Conventional approaches typically analyze these outcomes separately or combine them into composite endpoints. Separate analyses may produce conflicting conclusions, while composite endpoints require combining events often of speculative clinical importance into a single variable.Subsequent methodological developments extended the approach to accommodate censored survival data, clinically meaningful thresholds, competing risks and stratified analyses.

Generalized pairwise comparisons evaluate treatment effect by comparing every participant receiving one treatment with every participant receiving the comparator treatment. For two treatment groups containing n and m participants, the analysis considers all n × m possible patient pairs.For each pair, outcomes are compared according to predefined decision rules. If the participant receiving the experimental treatment has a better outcome than the participant receiving the control treatment, the comparison is considered favorable. If the opposite is true, the comparison is unfavorable. When neither participant can be considered to have a better outcome according to the predefined criteria, the comparison is classified as neutral. Unlike conventional rank tests, GPC is not restricted to a single outcome. Multiple outcomes may be incorporated using weighted or hierarchical approaches, including analyses of hierarchical composite endpoints:
- In a weighted approach, each outcome contributes to the comparison according to a predetermined weight reflecting its relative importance.

Available data:

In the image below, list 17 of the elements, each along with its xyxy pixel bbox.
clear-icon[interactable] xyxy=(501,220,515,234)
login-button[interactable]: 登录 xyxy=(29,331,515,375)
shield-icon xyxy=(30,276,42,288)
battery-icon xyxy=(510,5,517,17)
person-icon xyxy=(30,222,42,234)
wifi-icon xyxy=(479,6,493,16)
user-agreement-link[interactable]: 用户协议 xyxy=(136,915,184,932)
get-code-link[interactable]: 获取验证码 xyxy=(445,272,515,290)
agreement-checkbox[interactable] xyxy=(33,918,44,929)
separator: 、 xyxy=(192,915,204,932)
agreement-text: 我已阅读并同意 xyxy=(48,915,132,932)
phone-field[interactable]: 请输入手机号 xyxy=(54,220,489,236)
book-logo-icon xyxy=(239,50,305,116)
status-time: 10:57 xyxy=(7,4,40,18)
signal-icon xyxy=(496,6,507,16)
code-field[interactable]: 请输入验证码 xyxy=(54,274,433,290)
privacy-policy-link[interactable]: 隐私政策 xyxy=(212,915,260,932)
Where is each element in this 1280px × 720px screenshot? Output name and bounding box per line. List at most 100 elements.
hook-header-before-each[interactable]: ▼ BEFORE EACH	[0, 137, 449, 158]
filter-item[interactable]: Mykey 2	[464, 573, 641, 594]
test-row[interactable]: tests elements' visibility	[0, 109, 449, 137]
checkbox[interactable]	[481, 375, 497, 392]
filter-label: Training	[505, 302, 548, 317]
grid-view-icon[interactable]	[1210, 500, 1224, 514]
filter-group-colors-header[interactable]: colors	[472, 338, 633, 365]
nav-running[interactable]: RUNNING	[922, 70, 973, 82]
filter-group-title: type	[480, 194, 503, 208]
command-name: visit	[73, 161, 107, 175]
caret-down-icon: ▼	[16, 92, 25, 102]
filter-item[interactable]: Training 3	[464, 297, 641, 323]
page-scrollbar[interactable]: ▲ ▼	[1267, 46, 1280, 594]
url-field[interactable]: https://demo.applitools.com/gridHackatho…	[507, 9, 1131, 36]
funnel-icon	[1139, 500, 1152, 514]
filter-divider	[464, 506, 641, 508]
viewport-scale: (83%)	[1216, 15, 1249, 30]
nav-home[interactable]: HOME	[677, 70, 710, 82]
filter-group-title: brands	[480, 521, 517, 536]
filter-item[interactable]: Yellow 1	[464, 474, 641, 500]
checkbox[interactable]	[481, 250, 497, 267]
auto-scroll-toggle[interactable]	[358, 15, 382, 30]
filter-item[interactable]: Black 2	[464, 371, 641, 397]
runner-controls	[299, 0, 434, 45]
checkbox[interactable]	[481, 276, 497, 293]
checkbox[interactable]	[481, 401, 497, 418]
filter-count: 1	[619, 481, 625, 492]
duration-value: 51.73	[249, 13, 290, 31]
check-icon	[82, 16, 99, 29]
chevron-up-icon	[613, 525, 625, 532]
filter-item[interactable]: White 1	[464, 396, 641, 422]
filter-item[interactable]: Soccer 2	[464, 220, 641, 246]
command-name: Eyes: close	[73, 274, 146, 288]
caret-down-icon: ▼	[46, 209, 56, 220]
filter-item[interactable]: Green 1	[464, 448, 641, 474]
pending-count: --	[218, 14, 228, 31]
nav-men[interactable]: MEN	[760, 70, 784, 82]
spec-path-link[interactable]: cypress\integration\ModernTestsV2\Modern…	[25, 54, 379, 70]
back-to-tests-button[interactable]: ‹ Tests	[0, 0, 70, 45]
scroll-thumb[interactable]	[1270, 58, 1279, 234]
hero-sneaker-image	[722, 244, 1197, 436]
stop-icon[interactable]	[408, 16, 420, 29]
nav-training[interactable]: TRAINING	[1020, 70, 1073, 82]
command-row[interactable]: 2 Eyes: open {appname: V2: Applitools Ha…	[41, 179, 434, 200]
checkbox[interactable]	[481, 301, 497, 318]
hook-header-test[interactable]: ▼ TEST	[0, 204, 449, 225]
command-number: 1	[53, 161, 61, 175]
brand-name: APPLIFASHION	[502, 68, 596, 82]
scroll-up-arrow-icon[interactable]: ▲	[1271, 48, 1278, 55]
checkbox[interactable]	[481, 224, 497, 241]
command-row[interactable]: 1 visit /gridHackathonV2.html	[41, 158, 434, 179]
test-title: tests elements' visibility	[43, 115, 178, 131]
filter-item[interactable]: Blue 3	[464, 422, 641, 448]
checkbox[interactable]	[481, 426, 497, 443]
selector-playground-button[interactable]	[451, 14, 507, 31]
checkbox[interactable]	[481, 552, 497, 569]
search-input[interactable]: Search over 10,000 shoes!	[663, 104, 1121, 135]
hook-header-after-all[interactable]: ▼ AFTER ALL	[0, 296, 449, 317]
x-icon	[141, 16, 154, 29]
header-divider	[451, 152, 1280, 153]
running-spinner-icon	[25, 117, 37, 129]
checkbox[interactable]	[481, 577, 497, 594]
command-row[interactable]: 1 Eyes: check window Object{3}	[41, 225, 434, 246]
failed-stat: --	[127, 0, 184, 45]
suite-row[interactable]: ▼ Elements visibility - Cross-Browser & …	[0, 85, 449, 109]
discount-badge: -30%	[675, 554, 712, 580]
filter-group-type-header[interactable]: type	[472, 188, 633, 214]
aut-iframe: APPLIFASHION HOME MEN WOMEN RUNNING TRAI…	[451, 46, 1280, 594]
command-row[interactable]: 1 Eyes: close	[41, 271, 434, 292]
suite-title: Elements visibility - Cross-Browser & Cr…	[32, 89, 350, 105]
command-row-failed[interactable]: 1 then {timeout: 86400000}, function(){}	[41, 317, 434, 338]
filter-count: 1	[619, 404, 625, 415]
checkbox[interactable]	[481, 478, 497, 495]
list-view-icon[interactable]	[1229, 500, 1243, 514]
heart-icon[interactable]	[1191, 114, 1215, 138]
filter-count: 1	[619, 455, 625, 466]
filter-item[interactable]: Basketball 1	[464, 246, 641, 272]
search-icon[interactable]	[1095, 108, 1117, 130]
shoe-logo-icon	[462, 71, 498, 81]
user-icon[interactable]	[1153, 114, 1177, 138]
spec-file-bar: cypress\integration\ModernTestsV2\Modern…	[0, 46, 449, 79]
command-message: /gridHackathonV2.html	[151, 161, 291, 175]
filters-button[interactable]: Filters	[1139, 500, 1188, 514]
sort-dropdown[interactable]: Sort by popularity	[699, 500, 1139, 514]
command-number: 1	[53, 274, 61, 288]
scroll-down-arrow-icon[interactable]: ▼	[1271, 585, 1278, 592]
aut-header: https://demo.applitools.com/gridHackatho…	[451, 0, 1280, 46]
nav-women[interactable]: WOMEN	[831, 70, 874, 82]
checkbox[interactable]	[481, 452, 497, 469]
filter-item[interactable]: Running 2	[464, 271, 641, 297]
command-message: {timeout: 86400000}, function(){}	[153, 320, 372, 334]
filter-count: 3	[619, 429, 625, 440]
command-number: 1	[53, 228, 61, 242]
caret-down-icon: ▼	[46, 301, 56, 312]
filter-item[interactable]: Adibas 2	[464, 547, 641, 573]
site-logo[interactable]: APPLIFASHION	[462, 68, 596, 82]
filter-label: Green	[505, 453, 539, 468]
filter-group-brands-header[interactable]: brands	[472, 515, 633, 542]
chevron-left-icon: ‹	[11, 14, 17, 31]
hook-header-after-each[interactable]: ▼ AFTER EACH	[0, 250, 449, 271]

Problem statement: Pick up the text on generalized pairwise comparisons after its last sentence, the one on the weighted approach, and continue it in the same technical style.

Written reply:
- More commonly, GPC uses a hierarchical or prioritized approach. A hierarchical composite endpoint (HCE) combines multiple clinically relevant outcomes into a single analysis by specifying an order of priority among those outcomes. In a hierarchical analysis using GPC, each patient pair is first compared on the highest-priority outcome, with lower-priority outcomes considered only when the higher-priority outcome does not distinguish between the patients. This allows outcomes such as mortality, disease progression, safety and patient-reported outcomes to be evaluated according to their pre-specified clinical importance, rather than treating all components as equally important.

Clinical relevance thresholds may also be incorporated. Rather than considering any numerical difference between patients to represent a treatment benefit, it is possible to specify a minimum clinically important difference that must be exceeded before a comparison is judged favorable or unfavorable. Differences smaller than the threshold are treated as neutral.Because GPC is based on pairwise comparisons rather than assumptions about the distribution of outcome variables, it generally requires fewer distributional assumptions than many parametric statistical methods. However, appropriate interpretation depends on the predefined comparison rules, outcome priorities and estimand selected before the analysis.

== Measures of treatment effect ==
Several measures of treatment effect can be derived from generalized pairwise comparisons, all of which are based on the proportion of favorable and unfavorable patient pairs.

- The Net Treatment Benefit is calculated as the difference between the probability of a favorable comparison and the probability of an unfavorable comparison.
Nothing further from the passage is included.